EXERCISE BRIEF: Copy every entry precisely.

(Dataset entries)

::::::

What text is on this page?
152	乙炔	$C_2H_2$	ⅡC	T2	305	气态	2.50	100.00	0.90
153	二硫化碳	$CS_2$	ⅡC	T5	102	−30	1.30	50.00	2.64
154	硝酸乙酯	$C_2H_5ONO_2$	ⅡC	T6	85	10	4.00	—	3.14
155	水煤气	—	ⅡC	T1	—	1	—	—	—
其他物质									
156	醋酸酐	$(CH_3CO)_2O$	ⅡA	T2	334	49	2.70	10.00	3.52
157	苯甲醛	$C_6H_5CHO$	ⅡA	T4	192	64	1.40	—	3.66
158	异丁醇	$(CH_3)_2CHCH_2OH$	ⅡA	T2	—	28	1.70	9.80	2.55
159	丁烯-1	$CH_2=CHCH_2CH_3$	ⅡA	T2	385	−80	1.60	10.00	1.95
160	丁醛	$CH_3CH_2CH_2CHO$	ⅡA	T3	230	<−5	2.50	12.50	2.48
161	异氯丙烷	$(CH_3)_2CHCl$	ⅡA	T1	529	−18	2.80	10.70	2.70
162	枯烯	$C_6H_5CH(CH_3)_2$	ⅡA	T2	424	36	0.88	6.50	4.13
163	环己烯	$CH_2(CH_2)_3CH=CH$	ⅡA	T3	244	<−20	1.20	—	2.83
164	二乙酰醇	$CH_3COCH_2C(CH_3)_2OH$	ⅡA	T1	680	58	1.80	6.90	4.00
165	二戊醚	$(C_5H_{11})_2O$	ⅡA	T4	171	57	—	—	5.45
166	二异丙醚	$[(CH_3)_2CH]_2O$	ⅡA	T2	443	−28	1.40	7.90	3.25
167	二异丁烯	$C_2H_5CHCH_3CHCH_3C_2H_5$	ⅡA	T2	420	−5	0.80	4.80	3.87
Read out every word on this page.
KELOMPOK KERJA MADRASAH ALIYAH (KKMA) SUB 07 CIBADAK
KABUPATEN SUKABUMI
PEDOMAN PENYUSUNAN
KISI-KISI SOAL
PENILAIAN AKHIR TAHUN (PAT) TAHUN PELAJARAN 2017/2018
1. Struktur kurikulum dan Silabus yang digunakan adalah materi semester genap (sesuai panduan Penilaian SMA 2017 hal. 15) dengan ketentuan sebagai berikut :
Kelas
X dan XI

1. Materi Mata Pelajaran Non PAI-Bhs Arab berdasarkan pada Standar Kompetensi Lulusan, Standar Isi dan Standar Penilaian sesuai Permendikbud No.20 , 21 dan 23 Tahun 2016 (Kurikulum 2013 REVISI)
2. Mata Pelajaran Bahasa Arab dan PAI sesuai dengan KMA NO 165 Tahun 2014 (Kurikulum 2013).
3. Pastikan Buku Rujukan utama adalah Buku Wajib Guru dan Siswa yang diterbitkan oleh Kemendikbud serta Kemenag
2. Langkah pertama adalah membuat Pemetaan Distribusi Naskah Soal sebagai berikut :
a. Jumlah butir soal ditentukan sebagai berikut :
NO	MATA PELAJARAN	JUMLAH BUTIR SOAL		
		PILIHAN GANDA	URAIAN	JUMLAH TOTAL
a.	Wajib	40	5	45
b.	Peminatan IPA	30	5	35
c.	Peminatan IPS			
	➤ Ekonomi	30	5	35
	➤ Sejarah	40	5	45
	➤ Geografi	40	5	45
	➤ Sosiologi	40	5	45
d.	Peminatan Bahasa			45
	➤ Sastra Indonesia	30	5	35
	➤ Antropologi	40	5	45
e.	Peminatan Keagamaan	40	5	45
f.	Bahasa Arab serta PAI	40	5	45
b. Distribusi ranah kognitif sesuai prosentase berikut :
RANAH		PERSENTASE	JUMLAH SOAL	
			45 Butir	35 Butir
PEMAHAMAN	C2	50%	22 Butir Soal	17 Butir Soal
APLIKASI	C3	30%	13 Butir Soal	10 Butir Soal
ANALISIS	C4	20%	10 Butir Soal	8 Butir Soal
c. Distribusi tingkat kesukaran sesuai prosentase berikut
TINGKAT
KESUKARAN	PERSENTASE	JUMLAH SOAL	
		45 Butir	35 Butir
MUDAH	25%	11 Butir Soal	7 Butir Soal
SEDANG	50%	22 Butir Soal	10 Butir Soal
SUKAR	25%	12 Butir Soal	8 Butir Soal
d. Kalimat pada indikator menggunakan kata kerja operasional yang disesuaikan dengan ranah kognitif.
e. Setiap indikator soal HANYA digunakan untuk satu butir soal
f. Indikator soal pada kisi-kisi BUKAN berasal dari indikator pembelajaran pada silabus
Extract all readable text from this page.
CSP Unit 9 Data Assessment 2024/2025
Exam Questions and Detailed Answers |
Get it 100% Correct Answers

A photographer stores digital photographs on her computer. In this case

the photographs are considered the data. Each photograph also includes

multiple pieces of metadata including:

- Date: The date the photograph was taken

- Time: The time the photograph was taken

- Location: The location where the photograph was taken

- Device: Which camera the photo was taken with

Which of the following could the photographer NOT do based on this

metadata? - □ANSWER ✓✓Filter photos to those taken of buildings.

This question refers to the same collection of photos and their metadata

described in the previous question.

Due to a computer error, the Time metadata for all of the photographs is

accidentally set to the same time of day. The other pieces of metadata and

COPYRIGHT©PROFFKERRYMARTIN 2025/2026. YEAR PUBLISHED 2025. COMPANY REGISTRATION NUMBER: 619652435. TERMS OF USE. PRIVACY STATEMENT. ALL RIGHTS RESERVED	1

::::::

EXERCISE OUTPUT:
What text is on this page?
152	乙炔	$C_2H_2$	ⅡC	T2	305	气态	2.50	100.00	0.90
153	二硫化碳	$CS_2$	ⅡC	T5	102	−30	1.30	50.00	2.64
154	硝酸乙酯	$C_2H_5ONO_2$	ⅡC	T6	85	10	4.00	—	3.14
155	水煤气	—	ⅡC	T1	—	1	—	—	—
其他物质									
156	醋酸酐	$(CH_3CO)_2O$	ⅡA	T2	334	49	2.70	10.00	3.52
157	苯甲醛	$C_6H_5CHO$	ⅡA	T4	192	64	1.40	—	3.66
158	异丁醇	$(CH_3)_2CHCH_2OH$	ⅡA	T2	—	28	1.70	9.80	2.55
159	丁烯-1	$CH_2=CHCH_2CH_3$	ⅡA	T2	385	−80	1.60	10.00	1.95
160	丁醛	$CH_3CH_2CH_2CHO$	ⅡA	T3	230	<−5	2.50	12.50	2.48
161	异氯丙烷	$(CH_3)_2CHCl$	ⅡA	T1	529	−18	2.80	10.70	2.70
162	枯烯	$C_6H_5CH(CH_3)_2$	ⅡA	T2	424	36	0.88	6.50	4.13
163	环己烯	$CH_2(CH_2)_3CH=CH$	ⅡA	T3	244	<−20	1.20	—	2.83
164	二乙酰醇	$CH_3COCH_2C(CH_3)_2OH$	ⅡA	T1	680	58	1.80	6.90	4.00
165	二戊醚	$(C_5H_{11})_2O$	ⅡA	T4	171	57	—	—	5.45
166	二异丙醚	$[(CH_3)_2CH]_2O$	ⅡA	T2	443	−28	1.40	7.90	3.25
167	二异丁烯	$C_2H_5CHCH_3CHCH_3C_2H_5$	ⅡA	T2	420	−5	0.80	4.80	3.87
Read out every word on this page.
KELOMPOK KERJA MADRASAH ALIYAH (KKMA) SUB 07 CIBADAK
KABUPATEN SUKABUMI
PEDOMAN PENYUSUNAN
KISI-KISI SOAL
PENILAIAN AKHIR TAHUN (PAT) TAHUN PELAJARAN 2017/2018
1. Struktur kurikulum dan Silabus yang digunakan adalah materi semester genap (sesuai panduan Penilaian SMA 2017 hal. 15) dengan ketentuan sebagai berikut :
Kelas
X dan XI

1. Materi Mata Pelajaran Non PAI-Bhs Arab berdasarkan pada Standar Kompetensi Lulusan, Standar Isi dan Standar Penilaian sesuai Permendikbud No.20 , 21 dan 23 Tahun 2016 (Kurikulum 2013 REVISI)
2. Mata Pelajaran Bahasa Arab dan PAI sesuai dengan KMA NO 165 Tahun 2014 (Kurikulum 2013).
3. Pastikan Buku Rujukan utama adalah Buku Wajib Guru dan Siswa yang diterbitkan oleh Kemendikbud serta Kemenag
2. Langkah pertama adalah membuat Pemetaan Distribusi Naskah Soal sebagai berikut :
a. Jumlah butir soal ditentukan sebagai berikut :
NO	MATA PELAJARAN	JUMLAH BUTIR SOAL		
		PILIHAN GANDA	URAIAN	JUMLAH TOTAL
a.	Wajib	40	5	45
b.	Peminatan IPA	30	5	35
c.	Peminatan IPS			
	➤ Ekonomi	30	5	35
	➤ Sejarah	40	5	45
	➤ Geografi	40	5	45
	➤ Sosiologi	40	5	45
d.	Peminatan Bahasa			45
	➤ Sastra Indonesia	30	5	35
	➤ Antropologi	40	5	45
e.	Peminatan Keagamaan	40	5	45
f.	Bahasa Arab serta PAI	40	5	45
b. Distribusi ranah kognitif sesuai prosentase berikut :
RANAH		PERSENTASE	JUMLAH SOAL	
			45 Butir	35 Butir
PEMAHAMAN	C2	50%	22 Butir Soal	17 Butir Soal
APLIKASI	C3	30%	13 Butir Soal	10 Butir Soal
ANALISIS	C4	20%	10 Butir Soal	8 Butir Soal
c. Distribusi tingkat kesukaran sesuai prosentase berikut
TINGKAT
KESUKARAN	PERSENTASE	JUMLAH SOAL	
		45 Butir	35 Butir
MUDAH	25%	11 Butir Soal	7 Butir Soal
SEDANG	50%	22 Butir Soal	10 Butir Soal
SUKAR	25%	12 Butir Soal	8 Butir Soal
d. Kalimat pada indikator menggunakan kata kerja operasional yang disesuaikan dengan ranah kognitif.
e. Setiap indikator soal HANYA digunakan untuk satu butir soal
f. Indikator soal pada kisi-kisi BUKAN berasal dari indikator pembelajaran pada silabus
Extract all readable text from this page.
CSP Unit 9 Data Assessment 2024/2025
Exam Questions and Detailed Answers |
Get it 100% Correct Answers

A photographer stores digital photographs on her computer. In this case

the photographs are considered the data. Each photograph also includes

multiple pieces of metadata including:

- Date: The date the photograph was taken

- Time: The time the photograph was taken

- Location: The location where the photograph was taken

- Device: Which camera the photo was taken with

Which of the following could the photographer NOT do based on this

metadata? - □ANSWER ✓✓Filter photos to those taken of buildings.

This question refers to the same collection of photos and their metadata

described in the previous question.

Due to a computer error, the Time metadata for all of the photographs is

accidentally set to the same time of day. The other pieces of metadata and

COPYRIGHT©PROFFKERRYMARTIN 2025/2026. YEAR PUBLISHED 2025. COMPANY REGISTRATION NUMBER: 619652435. TERMS OF USE. PRIVACY STATEMENT. ALL RIGHTS RESERVED	1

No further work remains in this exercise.